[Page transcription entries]
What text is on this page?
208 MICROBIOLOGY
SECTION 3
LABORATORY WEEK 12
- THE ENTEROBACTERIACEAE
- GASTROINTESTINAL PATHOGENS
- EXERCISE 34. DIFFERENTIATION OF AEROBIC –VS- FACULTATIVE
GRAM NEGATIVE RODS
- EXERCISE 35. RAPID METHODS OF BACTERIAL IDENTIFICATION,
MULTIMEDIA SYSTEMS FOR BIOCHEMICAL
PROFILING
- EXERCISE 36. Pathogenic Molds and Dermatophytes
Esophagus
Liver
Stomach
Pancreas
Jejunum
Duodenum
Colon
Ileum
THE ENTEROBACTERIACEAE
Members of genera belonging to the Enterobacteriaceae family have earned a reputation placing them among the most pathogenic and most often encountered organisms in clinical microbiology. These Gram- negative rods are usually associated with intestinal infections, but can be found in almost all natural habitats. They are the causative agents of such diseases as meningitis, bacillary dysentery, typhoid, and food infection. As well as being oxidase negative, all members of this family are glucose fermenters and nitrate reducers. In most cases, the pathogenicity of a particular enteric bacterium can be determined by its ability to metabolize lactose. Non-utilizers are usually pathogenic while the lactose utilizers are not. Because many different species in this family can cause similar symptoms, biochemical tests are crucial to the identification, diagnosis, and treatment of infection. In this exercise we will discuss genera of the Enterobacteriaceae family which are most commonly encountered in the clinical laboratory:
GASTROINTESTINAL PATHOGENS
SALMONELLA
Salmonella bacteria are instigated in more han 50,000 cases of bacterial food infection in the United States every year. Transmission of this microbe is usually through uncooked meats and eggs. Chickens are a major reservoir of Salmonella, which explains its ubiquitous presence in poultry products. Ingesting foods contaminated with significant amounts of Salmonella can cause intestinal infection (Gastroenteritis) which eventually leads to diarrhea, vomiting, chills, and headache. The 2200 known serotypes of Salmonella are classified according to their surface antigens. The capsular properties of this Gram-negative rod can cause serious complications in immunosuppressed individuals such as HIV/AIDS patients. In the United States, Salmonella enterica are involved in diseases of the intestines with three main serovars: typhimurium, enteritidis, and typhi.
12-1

--

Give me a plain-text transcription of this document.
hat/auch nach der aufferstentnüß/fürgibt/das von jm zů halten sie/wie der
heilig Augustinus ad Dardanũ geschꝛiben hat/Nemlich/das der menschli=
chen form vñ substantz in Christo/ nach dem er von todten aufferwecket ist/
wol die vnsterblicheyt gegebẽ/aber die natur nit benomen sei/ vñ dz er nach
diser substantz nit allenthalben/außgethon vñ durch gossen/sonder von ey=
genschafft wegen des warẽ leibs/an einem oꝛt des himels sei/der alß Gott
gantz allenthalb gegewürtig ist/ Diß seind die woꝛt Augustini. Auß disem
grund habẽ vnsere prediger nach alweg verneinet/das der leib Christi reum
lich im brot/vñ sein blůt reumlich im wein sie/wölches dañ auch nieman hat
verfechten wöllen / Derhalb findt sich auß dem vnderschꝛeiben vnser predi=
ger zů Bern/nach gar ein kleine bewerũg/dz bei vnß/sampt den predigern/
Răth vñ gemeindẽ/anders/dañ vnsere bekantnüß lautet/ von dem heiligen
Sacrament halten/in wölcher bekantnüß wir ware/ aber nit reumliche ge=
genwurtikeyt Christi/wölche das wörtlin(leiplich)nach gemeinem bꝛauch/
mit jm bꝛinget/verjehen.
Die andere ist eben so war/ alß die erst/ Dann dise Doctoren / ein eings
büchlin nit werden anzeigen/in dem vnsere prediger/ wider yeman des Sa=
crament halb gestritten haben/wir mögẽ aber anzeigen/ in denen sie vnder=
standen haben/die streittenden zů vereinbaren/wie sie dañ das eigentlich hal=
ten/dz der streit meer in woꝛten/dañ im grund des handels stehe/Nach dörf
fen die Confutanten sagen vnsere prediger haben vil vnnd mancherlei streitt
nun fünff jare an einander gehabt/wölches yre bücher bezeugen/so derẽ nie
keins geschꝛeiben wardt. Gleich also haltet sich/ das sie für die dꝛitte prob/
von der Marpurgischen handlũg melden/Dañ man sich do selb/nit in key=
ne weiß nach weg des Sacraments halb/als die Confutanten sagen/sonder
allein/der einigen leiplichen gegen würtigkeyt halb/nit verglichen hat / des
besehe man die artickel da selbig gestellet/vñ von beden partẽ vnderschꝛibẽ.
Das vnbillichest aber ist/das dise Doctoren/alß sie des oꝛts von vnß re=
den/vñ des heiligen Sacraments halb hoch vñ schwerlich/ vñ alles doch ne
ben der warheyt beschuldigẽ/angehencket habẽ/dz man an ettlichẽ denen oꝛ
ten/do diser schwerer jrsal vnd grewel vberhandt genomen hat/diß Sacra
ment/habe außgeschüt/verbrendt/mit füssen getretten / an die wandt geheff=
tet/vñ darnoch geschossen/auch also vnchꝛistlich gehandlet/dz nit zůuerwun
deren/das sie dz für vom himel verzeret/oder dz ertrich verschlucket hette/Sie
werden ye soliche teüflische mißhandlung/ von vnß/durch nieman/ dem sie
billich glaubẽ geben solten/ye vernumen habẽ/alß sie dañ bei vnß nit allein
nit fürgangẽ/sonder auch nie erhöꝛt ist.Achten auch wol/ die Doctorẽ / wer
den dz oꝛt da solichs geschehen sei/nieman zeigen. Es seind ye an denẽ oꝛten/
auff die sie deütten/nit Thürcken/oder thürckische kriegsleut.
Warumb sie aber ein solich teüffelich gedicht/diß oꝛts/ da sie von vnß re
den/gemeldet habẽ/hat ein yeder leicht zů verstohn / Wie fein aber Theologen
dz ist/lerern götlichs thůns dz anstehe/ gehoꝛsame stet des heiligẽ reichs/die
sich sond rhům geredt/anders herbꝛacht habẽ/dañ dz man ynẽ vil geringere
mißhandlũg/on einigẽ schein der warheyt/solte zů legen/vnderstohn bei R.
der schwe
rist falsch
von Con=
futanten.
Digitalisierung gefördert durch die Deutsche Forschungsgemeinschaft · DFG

ABOUT THIS TASK:
Looking at the records above, please work out how many lines contain "oꝛts" and state only that number.

FINISHED TASK:
2